Records from a dataset

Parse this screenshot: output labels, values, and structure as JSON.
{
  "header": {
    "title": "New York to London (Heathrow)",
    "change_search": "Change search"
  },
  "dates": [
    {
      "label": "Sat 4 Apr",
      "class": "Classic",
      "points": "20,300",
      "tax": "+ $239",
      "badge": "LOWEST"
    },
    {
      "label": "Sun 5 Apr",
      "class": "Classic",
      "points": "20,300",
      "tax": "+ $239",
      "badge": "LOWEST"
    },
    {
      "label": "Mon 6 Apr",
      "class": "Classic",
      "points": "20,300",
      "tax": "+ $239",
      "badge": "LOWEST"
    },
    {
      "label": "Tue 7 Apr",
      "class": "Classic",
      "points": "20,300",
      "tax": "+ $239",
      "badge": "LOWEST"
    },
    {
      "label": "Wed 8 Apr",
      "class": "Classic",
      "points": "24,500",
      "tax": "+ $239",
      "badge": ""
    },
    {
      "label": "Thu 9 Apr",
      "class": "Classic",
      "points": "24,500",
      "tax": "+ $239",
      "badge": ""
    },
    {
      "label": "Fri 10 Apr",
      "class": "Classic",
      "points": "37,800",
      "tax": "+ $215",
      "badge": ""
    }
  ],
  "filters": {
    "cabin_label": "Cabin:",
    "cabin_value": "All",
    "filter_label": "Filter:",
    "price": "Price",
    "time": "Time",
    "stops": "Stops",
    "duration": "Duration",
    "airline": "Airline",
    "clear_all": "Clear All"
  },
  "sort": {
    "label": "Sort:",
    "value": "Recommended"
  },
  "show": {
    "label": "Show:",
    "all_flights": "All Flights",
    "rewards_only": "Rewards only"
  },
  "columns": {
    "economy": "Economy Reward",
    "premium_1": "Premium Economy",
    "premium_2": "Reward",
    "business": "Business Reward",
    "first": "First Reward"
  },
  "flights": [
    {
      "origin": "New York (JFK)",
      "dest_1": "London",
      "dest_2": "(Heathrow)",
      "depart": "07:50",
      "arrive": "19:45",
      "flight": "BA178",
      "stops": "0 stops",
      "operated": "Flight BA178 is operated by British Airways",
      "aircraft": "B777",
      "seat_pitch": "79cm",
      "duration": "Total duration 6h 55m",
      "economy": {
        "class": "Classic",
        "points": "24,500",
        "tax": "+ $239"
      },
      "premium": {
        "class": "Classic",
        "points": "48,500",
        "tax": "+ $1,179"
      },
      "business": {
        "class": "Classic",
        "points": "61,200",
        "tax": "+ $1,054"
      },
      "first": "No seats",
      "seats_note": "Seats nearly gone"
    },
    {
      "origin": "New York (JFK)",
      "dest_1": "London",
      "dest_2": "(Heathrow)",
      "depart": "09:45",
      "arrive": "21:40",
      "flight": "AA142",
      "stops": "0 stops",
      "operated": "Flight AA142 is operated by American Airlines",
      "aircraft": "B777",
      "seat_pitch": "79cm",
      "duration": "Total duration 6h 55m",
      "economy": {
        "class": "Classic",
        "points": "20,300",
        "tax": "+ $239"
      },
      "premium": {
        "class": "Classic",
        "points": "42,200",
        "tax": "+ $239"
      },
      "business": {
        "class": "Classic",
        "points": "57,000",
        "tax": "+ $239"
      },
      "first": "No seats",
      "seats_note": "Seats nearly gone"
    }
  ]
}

__Written exercise__: Reproduce the material verbatim, line by line.

__Solution to this problem__:
Parse this screenshot: output labels, values, and structure as JSON.
{
  "header": {
    "title": "New York to London (Heathrow)",
    "change_search": "Change search"
  },
  "dates": [
    {
      "label": "Sat 4 Apr",
      "class": "Classic",
      "points": "20,300",
      "tax": "+ $239",
      "badge": "LOWEST"
    },
    {
      "label": "Sun 5 Apr",
      "class": "Classic",
      "points": "20,300",
      "tax": "+ $239",
      "badge": "LOWEST"
    },
    {
      "label": "Mon 6 Apr",
      "class": "Classic",
      "points": "20,300",
      "tax": "+ $239",
      "badge": "LOWEST"
    },
    {
      "label": "Tue 7 Apr",
      "class": "Classic",
      "points": "20,300",
      "tax": "+ $239",
      "badge": "LOWEST"
    },
    {
      "label": "Wed 8 Apr",
      "class": "Classic",
      "points": "24,500",
      "tax": "+ $239",
      "badge": ""
    },
    {
      "label": "Thu 9 Apr",
      "class": "Classic",
      "points": "24,500",
      "tax": "+ $239",
      "badge": ""
    },
    {
      "label": "Fri 10 Apr",
      "class": "Classic",
      "points": "37,800",
      "tax": "+ $215",
      "badge": ""
    }
  ],
  "filters": {
    "cabin_label": "Cabin:",
    "cabin_value": "All",
    "filter_label": "Filter:",
    "price": "Price",
    "time": "Time",
    "stops": "Stops",
    "duration": "Duration",
    "airline": "Airline",
    "clear_all": "Clear All"
  },
  "sort": {
    "label": "Sort:",
    "value": "Recommended"
  },
  "show": {
    "label": "Show:",
    "all_flights": "All Flights",
    "rewards_only": "Rewards only"
  },
  "columns": {
    "economy": "Economy Reward",
    "premium_1": "Premium Economy",
    "premium_2": "Reward",
    "business": "Business Reward",
    "first": "First Reward"
  },
  "flights": [
    {
      "origin": "New York (JFK)",
      "dest_1": "London",
      "dest_2": "(Heathrow)",
      "depart": "07:50",
      "arrive": "19:45",
      "flight": "BA178",
      "stops": "0 stops",
      "operated": "Flight BA178 is operated by British Airways",
      "aircraft": "B777",
      "seat_pitch": "79cm",
      "duration": "Total duration 6h 55m",
      "economy": {
        "class": "Classic",
        "points": "24,500",
        "tax": "+ $239"
      },
      "premium": {
        "class": "Classic",
        "points": "48,500",
        "tax": "+ $1,179"
      },
      "business": {
        "class": "Classic",
        "points": "61,200",
        "tax": "+ $1,054"
      },
      "first": "No seats",
      "seats_note": "Seats nearly gone"
    },
    {
      "origin": "New York (JFK)",
      "dest_1": "London",
      "dest_2": "(Heathrow)",
      "depart": "09:45",
      "arrive": "21:40",
      "flight": "AA142",
      "stops": "0 stops",
      "operated": "Flight AA142 is operated by American Airlines",
      "aircraft": "B777",
      "seat_pitch": "79cm",
      "duration": "Total duration 6h 55m",
      "economy": {
        "class": "Classic",
        "points": "20,300",
        "tax": "+ $239"
      },
      "premium": {
        "class": "Classic",
        "points": "42,200",
        "tax": "+ $239"
      },
      "business": {
        "class": "Classic",
        "points": "57,000",
        "tax": "+ $239"
      },
      "first": "No seats",
      "seats_note": "Seats nearly gone"
    }
  ]
}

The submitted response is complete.